** start **

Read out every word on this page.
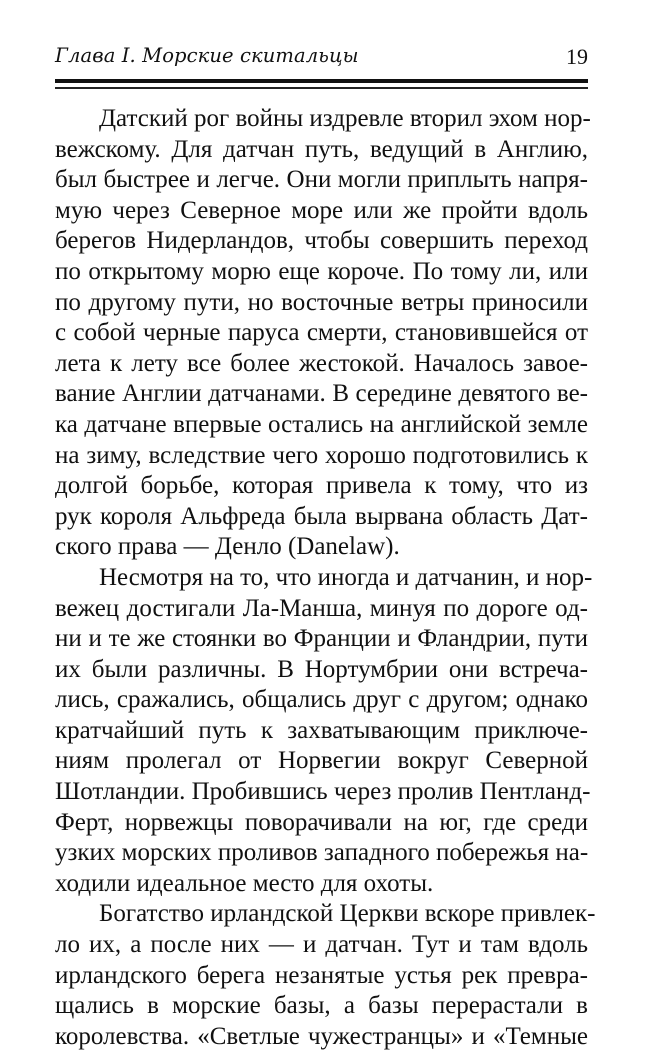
Глава I. Морские скитальцы	19
Датский рог войны издревле вторил эхом нор-
вежскому. Для датчан путь, ведущий в Англию,
был быстрее и легче. Они могли приплыть напря-
мую через Северное море или же пройти вдоль
берегов Нидерландов, чтобы совершить переход
по открытому морю еще короче. По тому ли, или
по другому пути, но восточные ветры приносили
с собой черные паруса смерти, становившейся от
лета к лету все более жестокой. Началось завое-
вание Англии датчанами. В середине девятого ве-
ка датчане впервые остались на английской земле
на зиму, вследствие чего хорошо подготовились к
долгой борьбе, которая привела к тому, что из
рук короля Альфреда была вырвана область Дат-
ского права — Денло (Danelaw).
Несмотря на то, что иногда и датчанин, и нор-
вежец достигали Ла-Манша, минуя по дороге од-
ни и те же стоянки во Франции и Фландрии, пути
их были различны. В Нортумбрии они встреча-
лись, сражались, общались друг с другом; однако
кратчайший путь к захватывающим приключе-
ниям пролегал от Норвегии вокруг Северной
Шотландии. Пробившись через пролив Пентланд-
Ферт, норвежцы поворачивали на юг, где среди
узких морских проливов западного побережья на-
ходили идеальное место для охоты.
Богатство ирландской Церкви вскоре привлек-
ло их, а после них — и датчан. Тут и там вдоль
ирландского берега незанятые устья рек превра-
щались в морские базы, а базы перерастали в
королевства. «Светлые чужестранцы» и «Темные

** end **

Provide only the count of lines in the data above that include the string "вдоль".

## Solution for this exercise
2